(Problem): The whole listing below, with no pictures, is to be repeated as it stands.
** Opening Extracted entries block **
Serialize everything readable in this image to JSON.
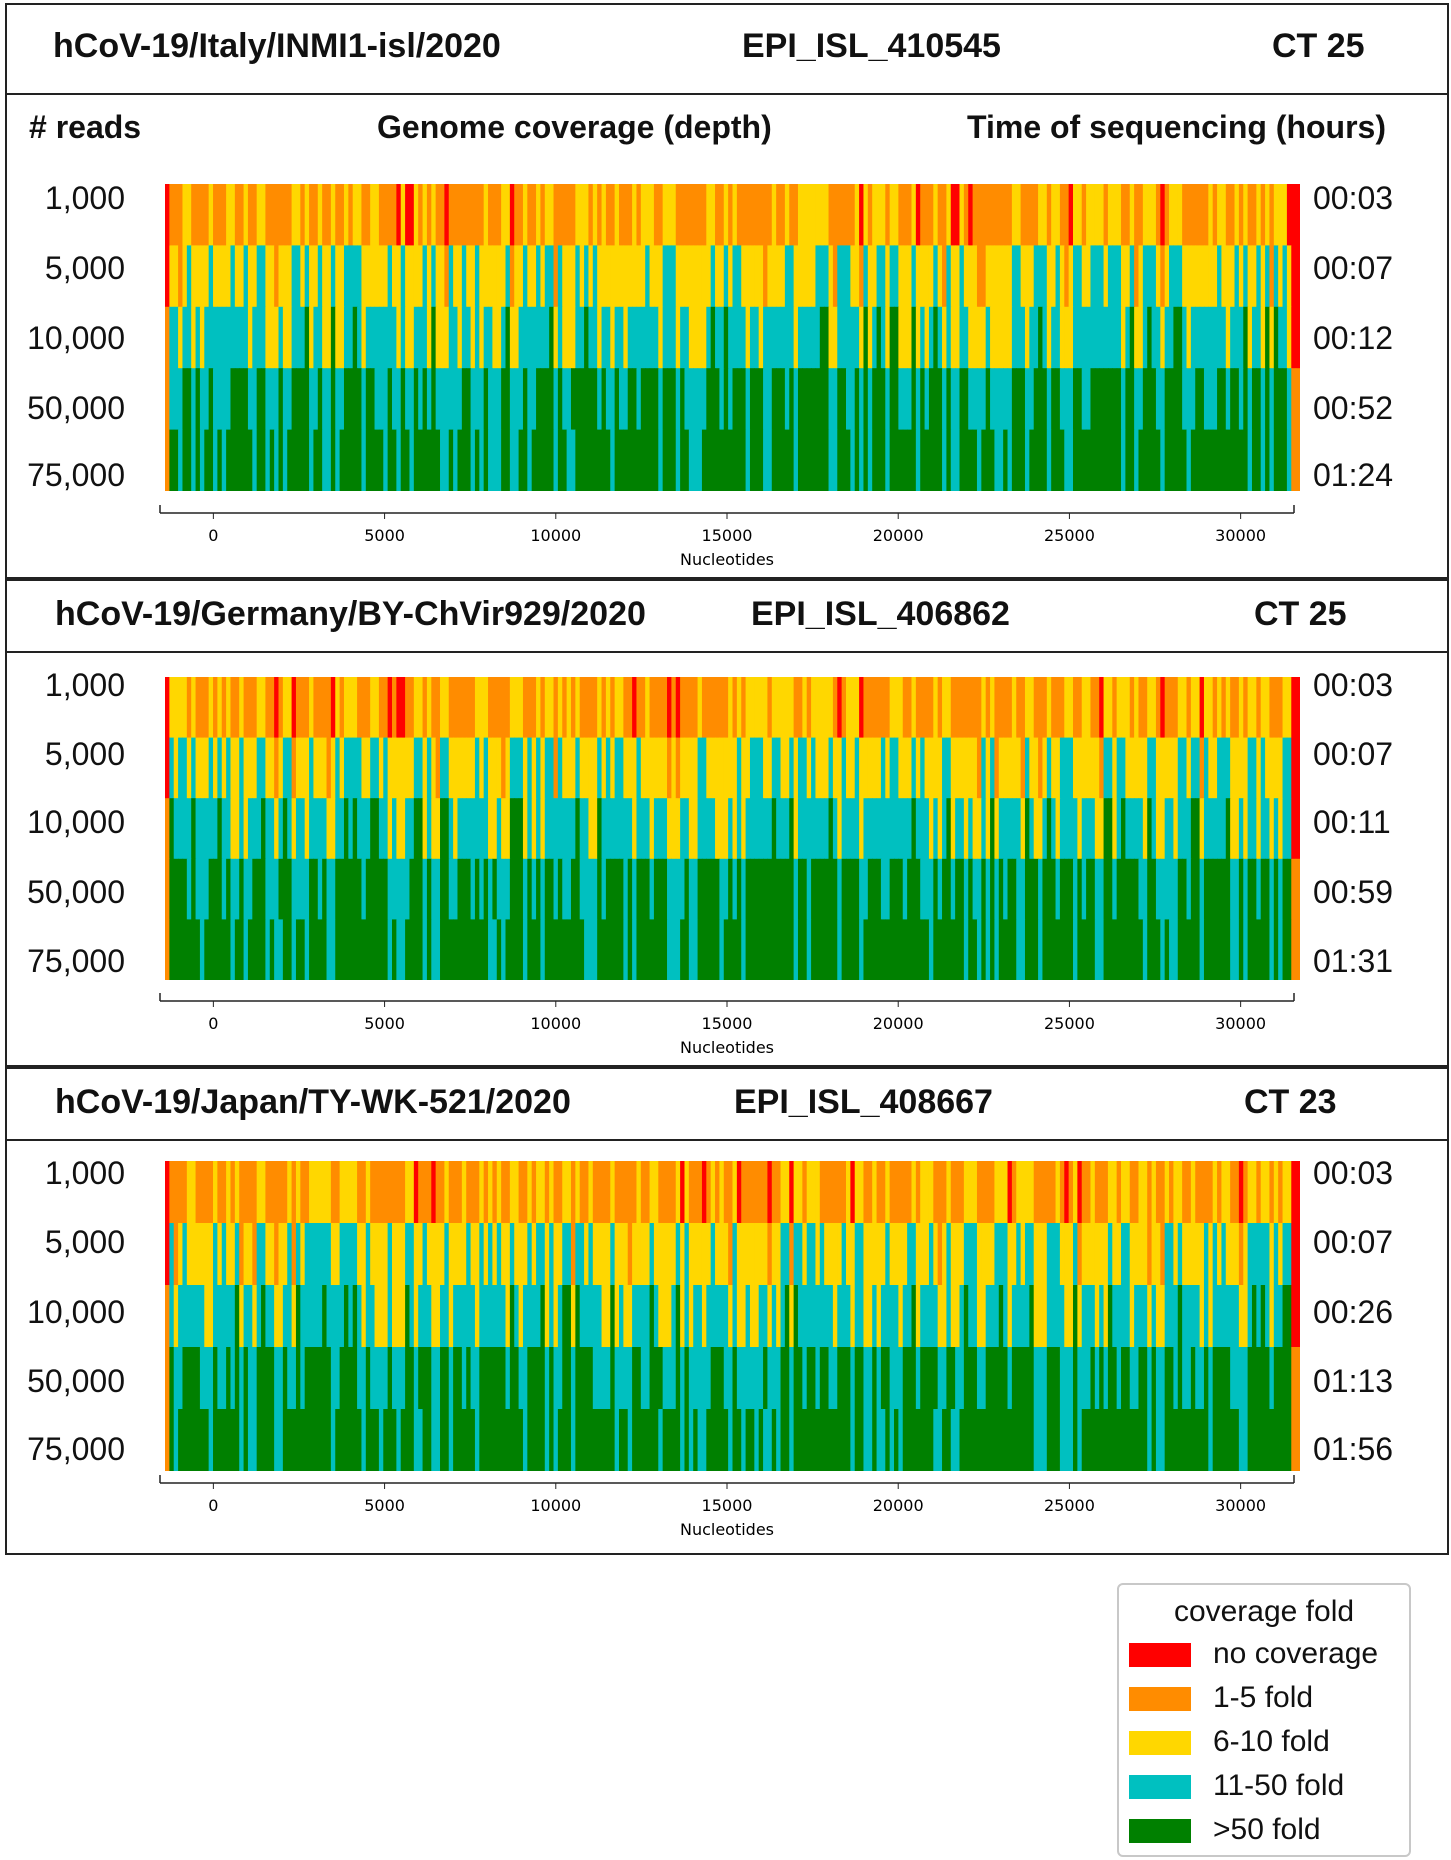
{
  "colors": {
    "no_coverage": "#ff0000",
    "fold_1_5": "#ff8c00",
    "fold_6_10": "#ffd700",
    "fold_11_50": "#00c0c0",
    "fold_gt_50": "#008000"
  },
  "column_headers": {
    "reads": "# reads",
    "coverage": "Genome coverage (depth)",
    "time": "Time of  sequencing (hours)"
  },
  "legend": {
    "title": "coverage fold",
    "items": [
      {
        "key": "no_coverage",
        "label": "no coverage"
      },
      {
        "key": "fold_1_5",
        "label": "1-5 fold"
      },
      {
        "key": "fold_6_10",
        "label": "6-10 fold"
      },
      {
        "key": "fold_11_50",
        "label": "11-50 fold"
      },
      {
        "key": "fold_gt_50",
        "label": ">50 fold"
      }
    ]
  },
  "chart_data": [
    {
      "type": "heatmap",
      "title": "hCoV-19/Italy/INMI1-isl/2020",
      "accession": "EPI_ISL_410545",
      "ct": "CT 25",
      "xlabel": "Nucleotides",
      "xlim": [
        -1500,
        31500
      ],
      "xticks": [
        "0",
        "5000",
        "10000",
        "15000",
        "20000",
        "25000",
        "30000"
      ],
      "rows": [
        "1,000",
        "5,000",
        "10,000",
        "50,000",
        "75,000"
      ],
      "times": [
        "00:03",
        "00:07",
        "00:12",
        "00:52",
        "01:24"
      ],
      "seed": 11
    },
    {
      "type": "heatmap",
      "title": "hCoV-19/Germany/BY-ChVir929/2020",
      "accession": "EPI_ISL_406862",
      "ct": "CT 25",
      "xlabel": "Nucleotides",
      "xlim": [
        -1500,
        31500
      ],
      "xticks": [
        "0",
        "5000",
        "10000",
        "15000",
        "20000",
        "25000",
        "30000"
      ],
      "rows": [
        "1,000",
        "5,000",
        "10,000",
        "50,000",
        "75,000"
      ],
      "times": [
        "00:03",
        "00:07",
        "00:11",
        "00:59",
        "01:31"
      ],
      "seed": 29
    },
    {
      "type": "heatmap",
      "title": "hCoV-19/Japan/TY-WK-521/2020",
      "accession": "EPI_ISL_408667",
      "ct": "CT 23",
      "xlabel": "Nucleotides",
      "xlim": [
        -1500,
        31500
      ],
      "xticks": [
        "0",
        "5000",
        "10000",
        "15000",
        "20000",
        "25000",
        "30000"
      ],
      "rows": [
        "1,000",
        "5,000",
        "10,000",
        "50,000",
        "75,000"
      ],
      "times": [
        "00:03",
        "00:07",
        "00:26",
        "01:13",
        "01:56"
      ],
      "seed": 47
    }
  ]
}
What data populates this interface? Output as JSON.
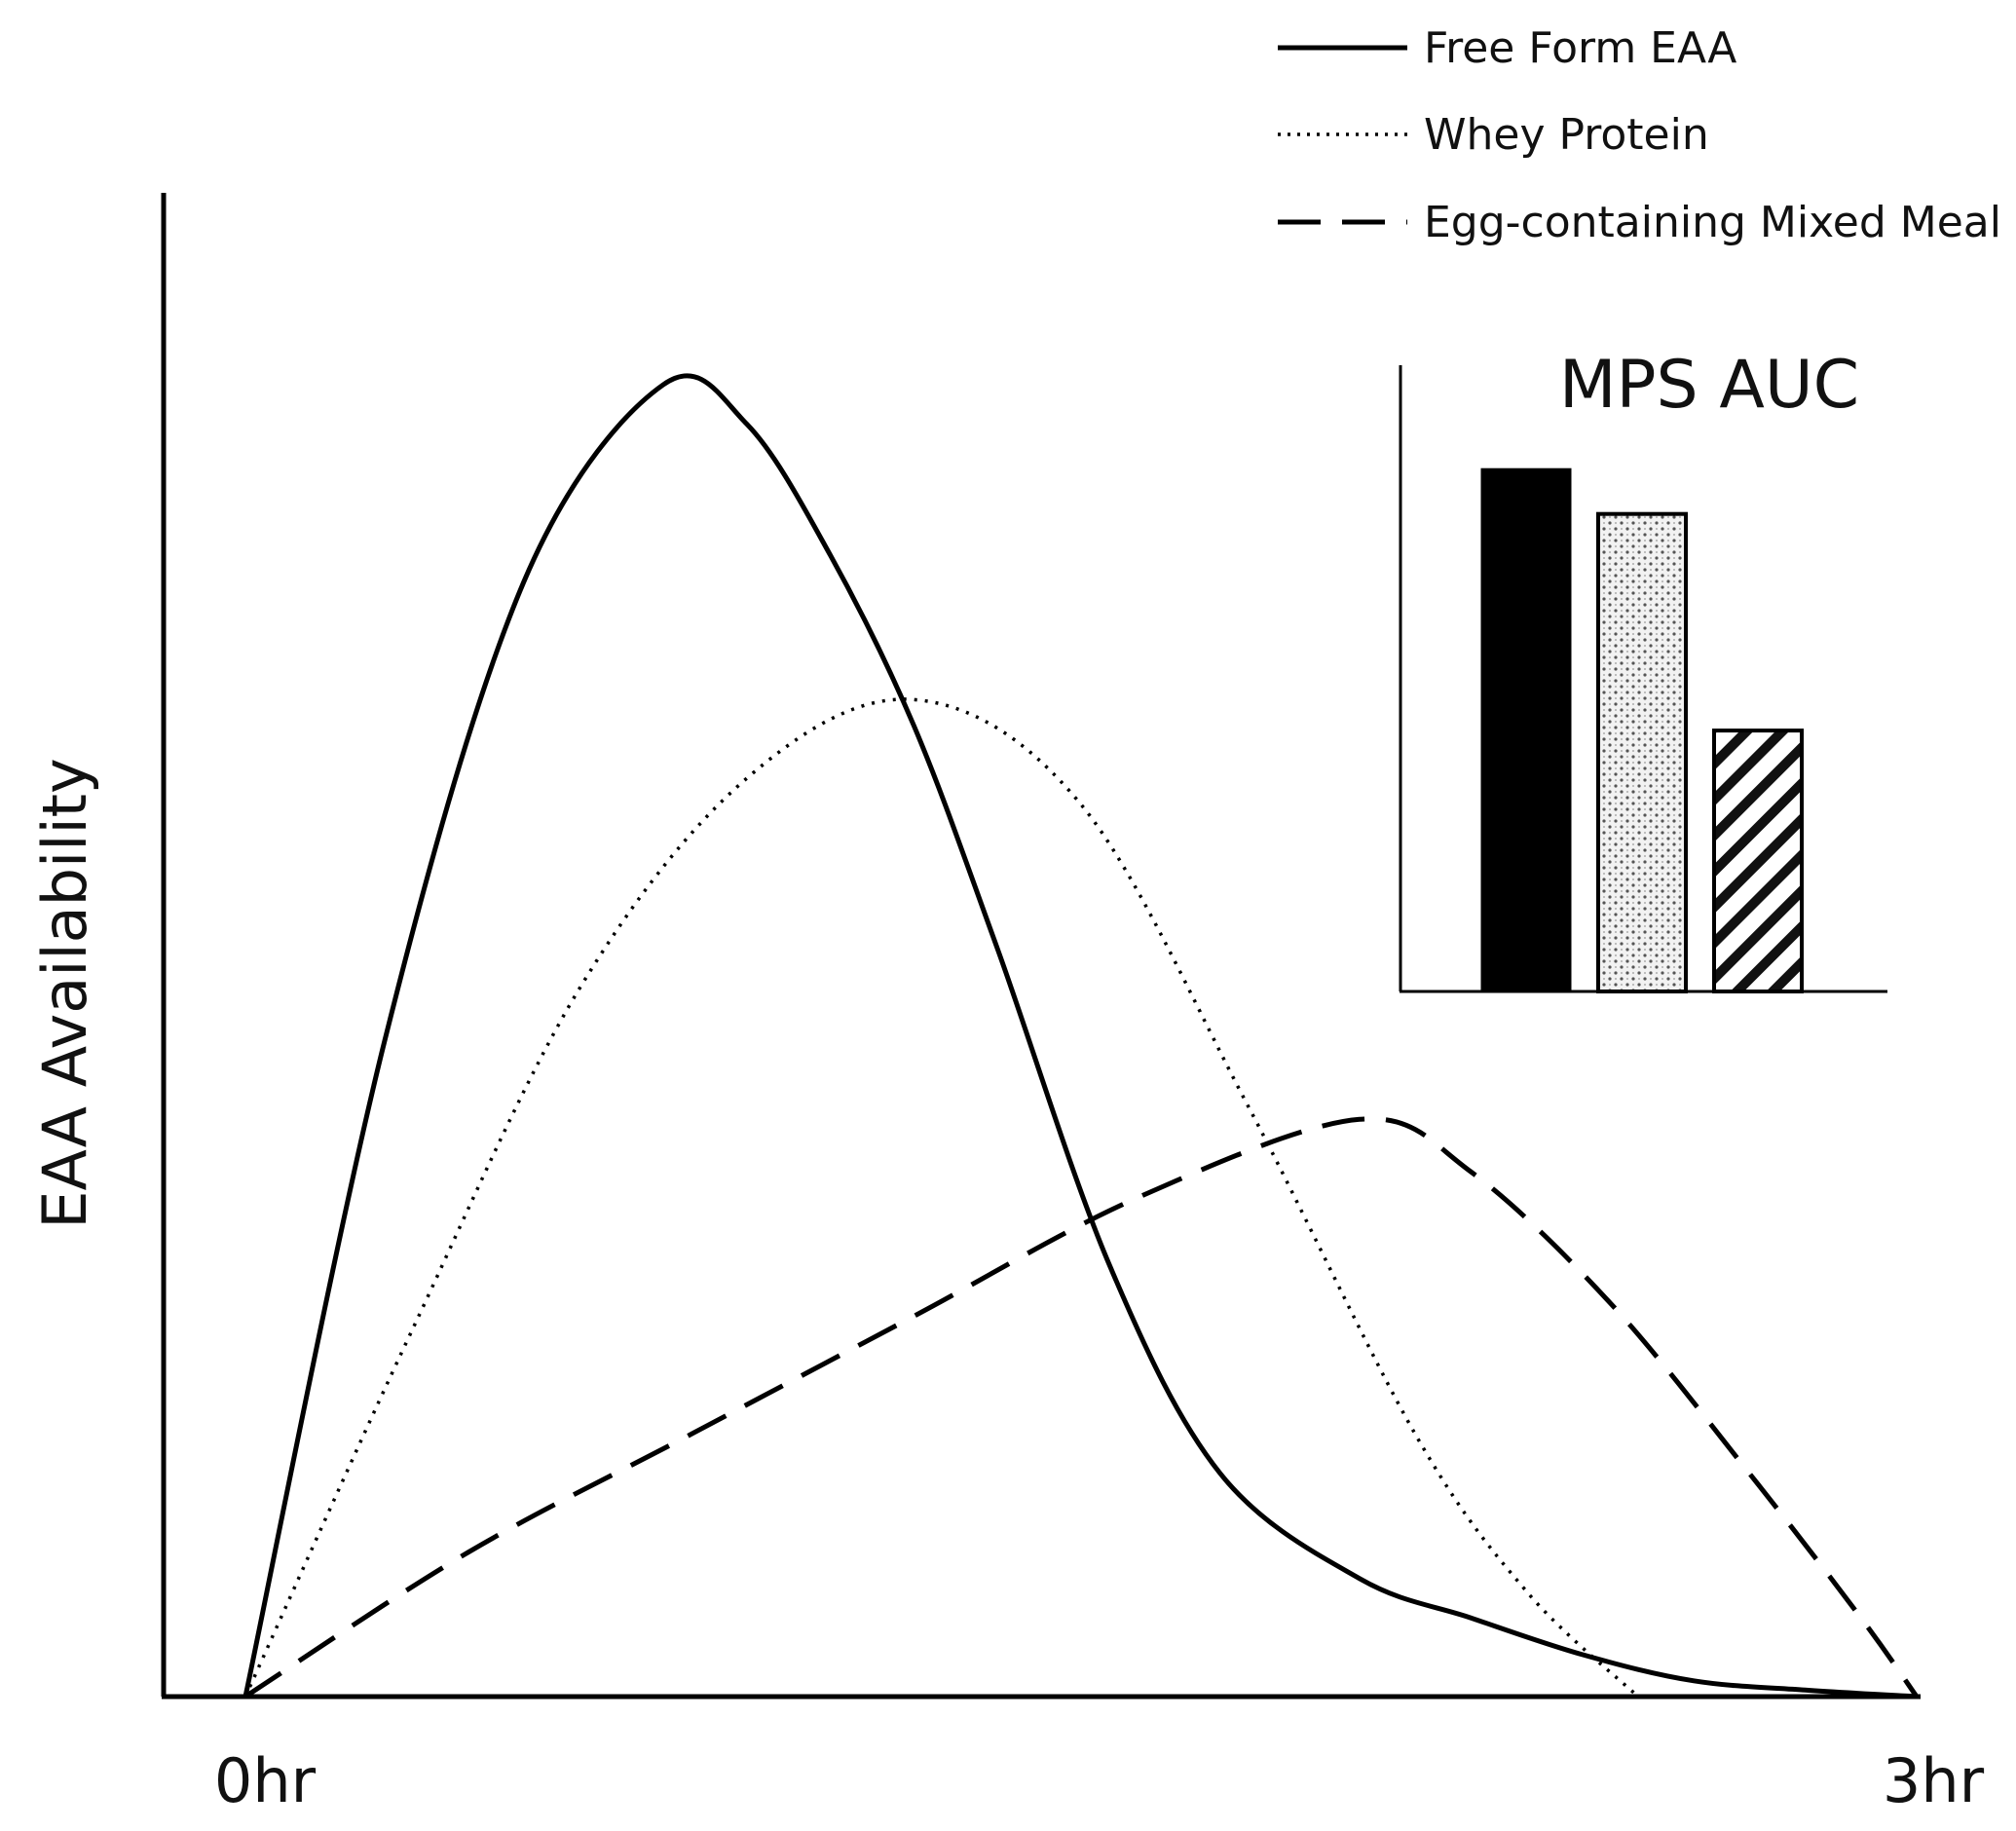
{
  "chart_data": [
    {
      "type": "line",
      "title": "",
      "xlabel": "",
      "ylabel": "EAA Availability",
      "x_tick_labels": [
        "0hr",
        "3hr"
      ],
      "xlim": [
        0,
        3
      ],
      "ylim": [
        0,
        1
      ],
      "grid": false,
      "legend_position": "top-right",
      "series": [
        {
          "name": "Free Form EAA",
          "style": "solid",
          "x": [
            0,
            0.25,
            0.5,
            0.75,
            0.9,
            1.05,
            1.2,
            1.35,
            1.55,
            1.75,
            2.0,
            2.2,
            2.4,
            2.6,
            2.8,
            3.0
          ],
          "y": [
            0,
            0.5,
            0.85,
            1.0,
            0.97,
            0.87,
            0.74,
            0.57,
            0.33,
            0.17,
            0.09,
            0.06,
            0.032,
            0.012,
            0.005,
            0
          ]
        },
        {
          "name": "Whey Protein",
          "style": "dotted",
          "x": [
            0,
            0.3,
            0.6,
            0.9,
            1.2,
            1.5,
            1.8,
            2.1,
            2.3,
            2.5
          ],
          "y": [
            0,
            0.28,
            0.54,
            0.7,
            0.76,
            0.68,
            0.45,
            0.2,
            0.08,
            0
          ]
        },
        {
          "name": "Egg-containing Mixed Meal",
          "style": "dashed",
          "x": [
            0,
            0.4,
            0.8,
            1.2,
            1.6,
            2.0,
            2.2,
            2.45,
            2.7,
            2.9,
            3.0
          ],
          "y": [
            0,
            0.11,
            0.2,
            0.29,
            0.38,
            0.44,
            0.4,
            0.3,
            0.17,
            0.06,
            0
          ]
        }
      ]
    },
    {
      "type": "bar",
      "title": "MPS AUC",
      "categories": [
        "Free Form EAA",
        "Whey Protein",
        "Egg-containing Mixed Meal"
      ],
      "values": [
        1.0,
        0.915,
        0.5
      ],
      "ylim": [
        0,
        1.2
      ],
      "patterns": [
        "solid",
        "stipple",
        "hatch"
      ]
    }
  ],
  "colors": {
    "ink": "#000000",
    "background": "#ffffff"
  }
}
** Closing Extracted entries block **
(Task solution):
Serialize everything readable in this image to JSON.
{
  "colors": {
    "no_coverage": "#ff0000",
    "fold_1_5": "#ff8c00",
    "fold_6_10": "#ffd700",
    "fold_11_50": "#00c0c0",
    "fold_gt_50": "#008000"
  },
  "column_headers": {
    "reads": "# reads",
    "coverage": "Genome coverage (depth)",
    "time": "Time of  sequencing (hours)"
  },
  "legend": {
    "title": "coverage fold",
    "items": [
      {
        "key": "no_coverage",
        "label": "no coverage"
      },
      {
        "key": "fold_1_5",
        "label": "1-5 fold"
      },
      {
        "key": "fold_6_10",
        "label": "6-10 fold"
      },
      {
        "key": "fold_11_50",
        "label": "11-50 fold"
      },
      {
        "key": "fold_gt_50",
        "label": ">50 fold"
      }
    ]
  },
  "chart_data": [
    {
      "type": "heatmap",
      "title": "hCoV-19/Italy/INMI1-isl/2020",
      "accession": "EPI_ISL_410545",
      "ct": "CT 25",
      "xlabel": "Nucleotides",
      "xlim": [
        -1500,
        31500
      ],
      "xticks": [
        "0",
        "5000",
        "10000",
        "15000",
        "20000",
        "25000",
        "30000"
      ],
      "rows": [
        "1,000",
        "5,000",
        "10,000",
        "50,000",
        "75,000"
      ],
      "times": [
        "00:03",
        "00:07",
        "00:12",
        "00:52",
        "01:24"
      ],
      "seed": 11
    },
    {
      "type": "heatmap",
      "title": "hCoV-19/Germany/BY-ChVir929/2020",
      "accession": "EPI_ISL_406862",
      "ct": "CT 25",
      "xlabel": "Nucleotides",
      "xlim": [
        -1500,
        31500
      ],
      "xticks": [
        "0",
        "5000",
        "10000",
        "15000",
        "20000",
        "25000",
        "30000"
      ],
      "rows": [
        "1,000",
        "5,000",
        "10,000",
        "50,000",
        "75,000"
      ],
      "times": [
        "00:03",
        "00:07",
        "00:11",
        "00:59",
        "01:31"
      ],
      "seed": 29
    },
    {
      "type": "heatmap",
      "title": "hCoV-19/Japan/TY-WK-521/2020",
      "accession": "EPI_ISL_408667",
      "ct": "CT 23",
      "xlabel": "Nucleotides",
      "xlim": [
        -1500,
        31500
      ],
      "xticks": [
        "0",
        "5000",
        "10000",
        "15000",
        "20000",
        "25000",
        "30000"
      ],
      "rows": [
        "1,000",
        "5,000",
        "10,000",
        "50,000",
        "75,000"
      ],
      "times": [
        "00:03",
        "00:07",
        "00:26",
        "01:13",
        "01:56"
      ],
      "seed": 47
    }
  ]
}
What data populates this interface? Output as JSON.
{
  "chart_data": [
    {
      "type": "line",
      "title": "",
      "xlabel": "",
      "ylabel": "EAA Availability",
      "x_tick_labels": [
        "0hr",
        "3hr"
      ],
      "xlim": [
        0,
        3
      ],
      "ylim": [
        0,
        1
      ],
      "grid": false,
      "legend_position": "top-right",
      "series": [
        {
          "name": "Free Form EAA",
          "style": "solid",
          "x": [
            0,
            0.25,
            0.5,
            0.75,
            0.9,
            1.05,
            1.2,
            1.35,
            1.55,
            1.75,
            2.0,
            2.2,
            2.4,
            2.6,
            2.8,
            3.0
          ],
          "y": [
            0,
            0.5,
            0.85,
            1.0,
            0.97,
            0.87,
            0.74,
            0.57,
            0.33,
            0.17,
            0.09,
            0.06,
            0.032,
            0.012,
            0.005,
            0
          ]
        },
        {
          "name": "Whey Protein",
          "style": "dotted",
          "x": [
            0,
            0.3,
            0.6,
            0.9,
            1.2,
            1.5,
            1.8,
            2.1,
            2.3,
            2.5
          ],
          "y": [
            0,
            0.28,
            0.54,
            0.7,
            0.76,
            0.68,
            0.45,
            0.2,
            0.08,
            0
          ]
        },
        {
          "name": "Egg-containing Mixed Meal",
          "style": "dashed",
          "x": [
            0,
            0.4,
            0.8,
            1.2,
            1.6,
            2.0,
            2.2,
            2.45,
            2.7,
            2.9,
            3.0
          ],
          "y": [
            0,
            0.11,
            0.2,
            0.29,
            0.38,
            0.44,
            0.4,
            0.3,
            0.17,
            0.06,
            0
          ]
        }
      ]
    },
    {
      "type": "bar",
      "title": "MPS AUC",
      "categories": [
        "Free Form EAA",
        "Whey Protein",
        "Egg-containing Mixed Meal"
      ],
      "values": [
        1.0,
        0.915,
        0.5
      ],
      "ylim": [
        0,
        1.2
      ],
      "patterns": [
        "solid",
        "stipple",
        "hatch"
      ]
    }
  ],
  "colors": {
    "ink": "#000000",
    "background": "#ffffff"
  }
}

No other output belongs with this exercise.